PROVIDED DATA:

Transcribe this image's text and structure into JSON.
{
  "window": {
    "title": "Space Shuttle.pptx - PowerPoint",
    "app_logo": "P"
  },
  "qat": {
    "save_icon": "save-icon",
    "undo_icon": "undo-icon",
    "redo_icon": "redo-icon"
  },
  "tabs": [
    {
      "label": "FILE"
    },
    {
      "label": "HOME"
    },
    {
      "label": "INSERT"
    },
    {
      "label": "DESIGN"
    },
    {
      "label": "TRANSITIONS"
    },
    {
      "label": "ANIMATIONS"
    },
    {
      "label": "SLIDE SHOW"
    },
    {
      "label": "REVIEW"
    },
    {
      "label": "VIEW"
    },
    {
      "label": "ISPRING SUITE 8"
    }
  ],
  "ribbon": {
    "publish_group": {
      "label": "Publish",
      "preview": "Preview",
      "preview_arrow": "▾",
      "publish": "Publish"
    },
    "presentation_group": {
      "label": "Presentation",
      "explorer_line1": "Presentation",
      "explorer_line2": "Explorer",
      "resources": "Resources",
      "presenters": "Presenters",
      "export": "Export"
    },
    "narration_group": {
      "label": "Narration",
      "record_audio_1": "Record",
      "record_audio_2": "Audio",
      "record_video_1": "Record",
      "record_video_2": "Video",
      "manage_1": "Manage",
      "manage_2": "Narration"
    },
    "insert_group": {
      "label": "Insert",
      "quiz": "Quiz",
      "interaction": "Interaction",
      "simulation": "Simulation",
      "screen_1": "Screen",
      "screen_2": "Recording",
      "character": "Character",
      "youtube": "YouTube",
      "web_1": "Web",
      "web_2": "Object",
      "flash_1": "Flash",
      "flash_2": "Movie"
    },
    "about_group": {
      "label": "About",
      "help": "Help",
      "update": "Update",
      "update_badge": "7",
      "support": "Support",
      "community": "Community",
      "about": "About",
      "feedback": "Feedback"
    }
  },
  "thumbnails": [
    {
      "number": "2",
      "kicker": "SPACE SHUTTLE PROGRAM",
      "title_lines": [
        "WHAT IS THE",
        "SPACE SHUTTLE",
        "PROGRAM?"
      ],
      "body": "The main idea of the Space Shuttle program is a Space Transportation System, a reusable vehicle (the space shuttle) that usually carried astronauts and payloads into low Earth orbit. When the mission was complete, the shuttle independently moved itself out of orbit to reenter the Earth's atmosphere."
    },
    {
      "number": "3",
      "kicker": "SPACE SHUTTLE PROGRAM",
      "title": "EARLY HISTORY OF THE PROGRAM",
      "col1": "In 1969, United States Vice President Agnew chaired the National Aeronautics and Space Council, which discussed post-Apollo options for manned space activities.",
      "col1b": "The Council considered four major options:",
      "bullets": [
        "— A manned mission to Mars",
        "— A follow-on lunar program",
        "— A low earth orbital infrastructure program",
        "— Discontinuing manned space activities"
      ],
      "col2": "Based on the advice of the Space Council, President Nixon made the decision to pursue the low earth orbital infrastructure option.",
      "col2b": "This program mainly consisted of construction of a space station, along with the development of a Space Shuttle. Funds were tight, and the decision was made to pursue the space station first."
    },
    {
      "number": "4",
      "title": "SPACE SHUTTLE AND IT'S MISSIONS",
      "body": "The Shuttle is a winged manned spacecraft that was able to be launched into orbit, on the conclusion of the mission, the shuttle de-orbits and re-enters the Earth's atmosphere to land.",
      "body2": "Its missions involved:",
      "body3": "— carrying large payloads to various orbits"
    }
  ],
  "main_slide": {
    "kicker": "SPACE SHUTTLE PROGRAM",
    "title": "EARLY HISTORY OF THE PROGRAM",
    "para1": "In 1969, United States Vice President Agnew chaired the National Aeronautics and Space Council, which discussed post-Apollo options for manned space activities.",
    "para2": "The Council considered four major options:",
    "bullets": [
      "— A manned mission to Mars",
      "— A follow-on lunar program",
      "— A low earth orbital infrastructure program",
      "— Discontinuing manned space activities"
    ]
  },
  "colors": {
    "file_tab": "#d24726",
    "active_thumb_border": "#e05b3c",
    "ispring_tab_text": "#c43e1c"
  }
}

INSTRUCTION:
Look through the listing and extract every line with "Discontinuing" in it.

RESULT OF THE TASK:
        "— Discontinuing manned space activities"
      "— Discontinuing manned space activities"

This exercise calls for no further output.